BEGIN DOCUMENT EXTRACT

Styles: synths, effects, hand-dryers, a plane taking off: you get the drill
Others: any artist fighting in the fabled post-Casio Wars (also: Göte)
Everyone seems to want to get their KEY on these days, with anal(og) synth projects flowing off the underground lines like campfire-folk records did in 2004. Jennifer Melinn’s Rat Catching project, despite its familiar ingredients — human + synths + effects sprinkles = PURE PREDICTABLE MADNESS — tends to cut a little deeper than Ye Olde Solo-Keyboard album. It’s got a nasty edge that snags your ear like a rusty nail and scrambles your brain like the resulting rabies-style infection, swirling its elements around and around until the listener is Ralphing all over the place and coughing up a terrible combination of bile and melted cinnamon Jolly Ranchers. It ain’t pretty, yet it’s enormously satisfying.

END DOCUMENT EXTRACT
BEGIN DATASET RECORDS

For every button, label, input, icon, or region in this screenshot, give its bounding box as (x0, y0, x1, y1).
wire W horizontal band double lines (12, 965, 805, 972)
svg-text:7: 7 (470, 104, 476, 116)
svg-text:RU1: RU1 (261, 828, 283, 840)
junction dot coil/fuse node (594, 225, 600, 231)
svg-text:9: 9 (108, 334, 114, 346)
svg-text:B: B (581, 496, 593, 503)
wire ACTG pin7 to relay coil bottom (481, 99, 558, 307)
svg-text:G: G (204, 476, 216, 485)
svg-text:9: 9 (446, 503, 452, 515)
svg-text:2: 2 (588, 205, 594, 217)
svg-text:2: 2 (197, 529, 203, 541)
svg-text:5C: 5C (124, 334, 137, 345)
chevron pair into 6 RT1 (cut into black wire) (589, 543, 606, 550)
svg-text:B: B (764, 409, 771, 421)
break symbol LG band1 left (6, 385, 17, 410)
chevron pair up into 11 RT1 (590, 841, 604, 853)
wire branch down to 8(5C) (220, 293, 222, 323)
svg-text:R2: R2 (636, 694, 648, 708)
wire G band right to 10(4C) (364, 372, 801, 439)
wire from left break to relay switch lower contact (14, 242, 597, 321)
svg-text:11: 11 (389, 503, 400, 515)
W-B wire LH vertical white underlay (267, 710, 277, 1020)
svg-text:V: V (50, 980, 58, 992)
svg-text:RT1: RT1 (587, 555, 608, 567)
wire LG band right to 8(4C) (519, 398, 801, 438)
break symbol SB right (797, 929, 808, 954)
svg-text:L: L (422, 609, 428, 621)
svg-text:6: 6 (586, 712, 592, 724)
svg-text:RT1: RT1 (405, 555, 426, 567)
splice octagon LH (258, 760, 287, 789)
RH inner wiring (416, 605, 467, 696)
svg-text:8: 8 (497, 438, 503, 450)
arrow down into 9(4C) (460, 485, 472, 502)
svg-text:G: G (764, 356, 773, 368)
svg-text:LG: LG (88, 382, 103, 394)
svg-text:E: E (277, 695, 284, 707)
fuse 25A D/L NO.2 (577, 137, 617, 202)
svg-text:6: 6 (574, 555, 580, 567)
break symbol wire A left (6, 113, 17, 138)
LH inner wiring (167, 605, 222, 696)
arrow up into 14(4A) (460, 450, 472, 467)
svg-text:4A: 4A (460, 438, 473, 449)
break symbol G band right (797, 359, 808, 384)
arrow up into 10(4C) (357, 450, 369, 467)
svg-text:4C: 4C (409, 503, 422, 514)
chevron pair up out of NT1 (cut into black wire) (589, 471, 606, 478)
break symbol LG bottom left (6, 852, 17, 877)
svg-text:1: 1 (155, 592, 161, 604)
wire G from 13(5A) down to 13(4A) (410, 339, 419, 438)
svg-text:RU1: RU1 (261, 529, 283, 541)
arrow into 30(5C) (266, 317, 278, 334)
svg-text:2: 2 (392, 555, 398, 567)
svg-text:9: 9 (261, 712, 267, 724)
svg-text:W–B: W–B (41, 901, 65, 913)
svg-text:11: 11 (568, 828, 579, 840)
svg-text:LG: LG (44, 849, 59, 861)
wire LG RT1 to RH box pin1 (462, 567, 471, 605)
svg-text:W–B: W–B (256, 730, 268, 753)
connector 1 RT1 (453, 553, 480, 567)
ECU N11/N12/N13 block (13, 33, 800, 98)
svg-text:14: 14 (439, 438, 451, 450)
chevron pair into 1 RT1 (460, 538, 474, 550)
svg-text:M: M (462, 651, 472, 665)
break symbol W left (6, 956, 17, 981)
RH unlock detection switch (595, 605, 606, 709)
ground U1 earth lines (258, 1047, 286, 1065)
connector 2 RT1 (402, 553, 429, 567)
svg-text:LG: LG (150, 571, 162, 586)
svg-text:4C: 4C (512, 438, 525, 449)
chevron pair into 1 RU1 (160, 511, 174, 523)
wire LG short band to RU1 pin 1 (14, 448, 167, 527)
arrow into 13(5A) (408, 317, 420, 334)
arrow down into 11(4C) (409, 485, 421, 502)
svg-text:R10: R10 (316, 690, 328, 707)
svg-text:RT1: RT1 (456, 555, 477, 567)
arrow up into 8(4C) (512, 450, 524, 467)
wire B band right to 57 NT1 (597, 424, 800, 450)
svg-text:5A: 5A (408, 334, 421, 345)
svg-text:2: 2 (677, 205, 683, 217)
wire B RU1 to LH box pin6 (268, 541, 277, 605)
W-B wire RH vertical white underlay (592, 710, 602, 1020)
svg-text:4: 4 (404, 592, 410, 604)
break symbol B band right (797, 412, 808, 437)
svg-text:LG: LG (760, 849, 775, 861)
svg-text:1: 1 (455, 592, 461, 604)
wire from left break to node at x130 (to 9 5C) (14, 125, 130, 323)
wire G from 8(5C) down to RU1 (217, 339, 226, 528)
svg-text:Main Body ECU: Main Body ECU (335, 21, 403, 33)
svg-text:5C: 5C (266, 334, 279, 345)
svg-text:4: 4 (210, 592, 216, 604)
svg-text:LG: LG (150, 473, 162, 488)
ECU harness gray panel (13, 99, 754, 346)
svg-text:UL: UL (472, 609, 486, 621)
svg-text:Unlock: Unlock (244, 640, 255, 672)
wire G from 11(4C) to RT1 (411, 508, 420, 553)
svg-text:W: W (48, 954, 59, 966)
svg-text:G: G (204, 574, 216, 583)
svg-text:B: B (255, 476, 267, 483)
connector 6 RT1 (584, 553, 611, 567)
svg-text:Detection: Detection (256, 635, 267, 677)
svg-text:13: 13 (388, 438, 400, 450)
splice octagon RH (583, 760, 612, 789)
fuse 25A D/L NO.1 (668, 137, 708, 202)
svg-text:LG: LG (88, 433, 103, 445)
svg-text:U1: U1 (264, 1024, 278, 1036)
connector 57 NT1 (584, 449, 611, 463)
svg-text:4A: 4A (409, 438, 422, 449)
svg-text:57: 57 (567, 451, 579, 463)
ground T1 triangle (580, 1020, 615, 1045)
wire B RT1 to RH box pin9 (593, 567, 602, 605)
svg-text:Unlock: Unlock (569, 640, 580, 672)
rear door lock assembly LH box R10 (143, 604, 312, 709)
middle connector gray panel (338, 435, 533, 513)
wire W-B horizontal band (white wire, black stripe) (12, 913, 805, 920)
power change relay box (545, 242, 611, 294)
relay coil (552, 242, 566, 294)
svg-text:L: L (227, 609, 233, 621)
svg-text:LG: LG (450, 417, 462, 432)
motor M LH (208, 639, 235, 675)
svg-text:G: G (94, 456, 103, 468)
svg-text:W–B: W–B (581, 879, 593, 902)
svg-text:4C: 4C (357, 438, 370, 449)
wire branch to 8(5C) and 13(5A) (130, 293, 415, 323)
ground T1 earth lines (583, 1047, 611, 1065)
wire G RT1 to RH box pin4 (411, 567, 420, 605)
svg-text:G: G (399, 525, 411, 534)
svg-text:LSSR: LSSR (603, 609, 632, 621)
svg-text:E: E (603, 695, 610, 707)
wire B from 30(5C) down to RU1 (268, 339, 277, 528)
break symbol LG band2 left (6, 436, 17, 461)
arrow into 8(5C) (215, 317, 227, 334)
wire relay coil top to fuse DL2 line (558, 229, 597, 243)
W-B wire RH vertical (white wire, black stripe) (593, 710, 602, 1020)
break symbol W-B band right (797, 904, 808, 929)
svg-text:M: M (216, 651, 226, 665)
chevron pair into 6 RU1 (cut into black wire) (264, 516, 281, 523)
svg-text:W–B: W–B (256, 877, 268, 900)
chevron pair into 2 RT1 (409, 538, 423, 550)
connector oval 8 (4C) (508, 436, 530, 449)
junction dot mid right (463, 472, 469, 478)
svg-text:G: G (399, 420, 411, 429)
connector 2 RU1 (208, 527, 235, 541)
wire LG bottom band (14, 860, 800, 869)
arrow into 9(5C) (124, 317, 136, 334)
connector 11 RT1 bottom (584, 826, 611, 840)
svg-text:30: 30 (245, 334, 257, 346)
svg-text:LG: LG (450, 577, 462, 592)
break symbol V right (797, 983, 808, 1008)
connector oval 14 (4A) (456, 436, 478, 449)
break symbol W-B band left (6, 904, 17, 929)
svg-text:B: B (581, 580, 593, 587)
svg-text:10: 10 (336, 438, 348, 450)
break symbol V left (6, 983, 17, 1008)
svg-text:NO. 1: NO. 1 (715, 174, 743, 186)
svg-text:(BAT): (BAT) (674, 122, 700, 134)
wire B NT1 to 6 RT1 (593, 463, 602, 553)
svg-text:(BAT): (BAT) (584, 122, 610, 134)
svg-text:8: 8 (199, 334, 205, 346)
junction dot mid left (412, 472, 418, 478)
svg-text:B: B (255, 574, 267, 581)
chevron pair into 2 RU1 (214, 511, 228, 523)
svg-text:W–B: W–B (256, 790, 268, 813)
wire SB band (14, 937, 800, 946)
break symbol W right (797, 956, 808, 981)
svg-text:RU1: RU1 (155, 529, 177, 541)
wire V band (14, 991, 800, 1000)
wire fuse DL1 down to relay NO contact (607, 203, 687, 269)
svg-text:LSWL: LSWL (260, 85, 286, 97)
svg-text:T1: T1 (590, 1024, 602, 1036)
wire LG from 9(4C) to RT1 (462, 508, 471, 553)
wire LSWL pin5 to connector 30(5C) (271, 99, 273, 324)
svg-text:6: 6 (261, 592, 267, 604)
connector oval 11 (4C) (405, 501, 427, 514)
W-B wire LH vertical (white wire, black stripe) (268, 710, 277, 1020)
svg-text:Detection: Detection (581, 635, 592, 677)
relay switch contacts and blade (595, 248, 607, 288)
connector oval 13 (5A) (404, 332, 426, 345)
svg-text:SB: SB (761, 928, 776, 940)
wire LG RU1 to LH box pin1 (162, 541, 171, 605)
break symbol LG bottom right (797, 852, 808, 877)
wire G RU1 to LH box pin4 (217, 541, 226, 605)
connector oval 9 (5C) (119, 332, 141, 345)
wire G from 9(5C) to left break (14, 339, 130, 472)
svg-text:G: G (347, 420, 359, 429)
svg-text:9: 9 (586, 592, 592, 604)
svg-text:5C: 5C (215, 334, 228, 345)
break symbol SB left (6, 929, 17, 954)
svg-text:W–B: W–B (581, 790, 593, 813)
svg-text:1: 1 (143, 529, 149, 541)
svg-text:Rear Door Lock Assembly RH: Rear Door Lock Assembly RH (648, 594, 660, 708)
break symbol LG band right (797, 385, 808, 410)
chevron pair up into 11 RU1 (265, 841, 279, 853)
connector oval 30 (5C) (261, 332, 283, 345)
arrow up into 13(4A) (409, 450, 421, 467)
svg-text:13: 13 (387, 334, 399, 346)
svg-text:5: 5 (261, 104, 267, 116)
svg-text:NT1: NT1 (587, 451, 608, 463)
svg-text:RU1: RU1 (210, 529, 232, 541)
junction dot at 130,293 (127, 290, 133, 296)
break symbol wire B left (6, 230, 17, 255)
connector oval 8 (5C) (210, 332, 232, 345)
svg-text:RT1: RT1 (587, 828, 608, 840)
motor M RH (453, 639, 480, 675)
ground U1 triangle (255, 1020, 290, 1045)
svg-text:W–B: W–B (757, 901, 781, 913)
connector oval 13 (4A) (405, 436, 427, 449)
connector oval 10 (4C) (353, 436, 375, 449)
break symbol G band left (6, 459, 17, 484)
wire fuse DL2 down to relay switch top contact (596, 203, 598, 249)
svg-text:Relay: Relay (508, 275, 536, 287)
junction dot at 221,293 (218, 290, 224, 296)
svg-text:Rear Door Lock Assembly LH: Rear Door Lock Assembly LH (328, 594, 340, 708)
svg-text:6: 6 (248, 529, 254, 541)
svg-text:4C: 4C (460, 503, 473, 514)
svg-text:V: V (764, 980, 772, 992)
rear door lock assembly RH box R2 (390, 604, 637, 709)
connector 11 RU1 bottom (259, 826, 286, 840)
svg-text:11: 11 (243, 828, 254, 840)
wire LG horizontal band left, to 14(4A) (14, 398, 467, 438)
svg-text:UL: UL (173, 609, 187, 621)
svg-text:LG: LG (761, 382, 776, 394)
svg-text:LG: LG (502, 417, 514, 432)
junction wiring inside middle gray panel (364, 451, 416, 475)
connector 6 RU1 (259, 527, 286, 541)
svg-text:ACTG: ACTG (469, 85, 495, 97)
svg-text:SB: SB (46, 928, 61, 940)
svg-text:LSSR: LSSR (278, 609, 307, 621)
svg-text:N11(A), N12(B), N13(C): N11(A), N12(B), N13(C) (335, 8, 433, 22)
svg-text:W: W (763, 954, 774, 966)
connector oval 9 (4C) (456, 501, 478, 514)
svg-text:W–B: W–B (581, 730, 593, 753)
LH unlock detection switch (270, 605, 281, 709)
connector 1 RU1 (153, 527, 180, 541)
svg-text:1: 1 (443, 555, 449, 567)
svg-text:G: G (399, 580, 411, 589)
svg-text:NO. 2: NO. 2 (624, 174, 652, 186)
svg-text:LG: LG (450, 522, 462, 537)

END DATASET RECORDS

PROBLEM DETAILS.
Answer these questions from the text about Rat Catching:
1. What sounds besides synths and effects appear in the list of styles?
2. Which artist is named in parentheses in the list of others?
3. What kind of records does the text say flowed off the underground lines in 2004?
The records aren't needed for what comes next.

RESPONSE TO THE TASK.
1. Hand-dryers and a plane taking off.
2. Göte.
3. Campfire-folk records.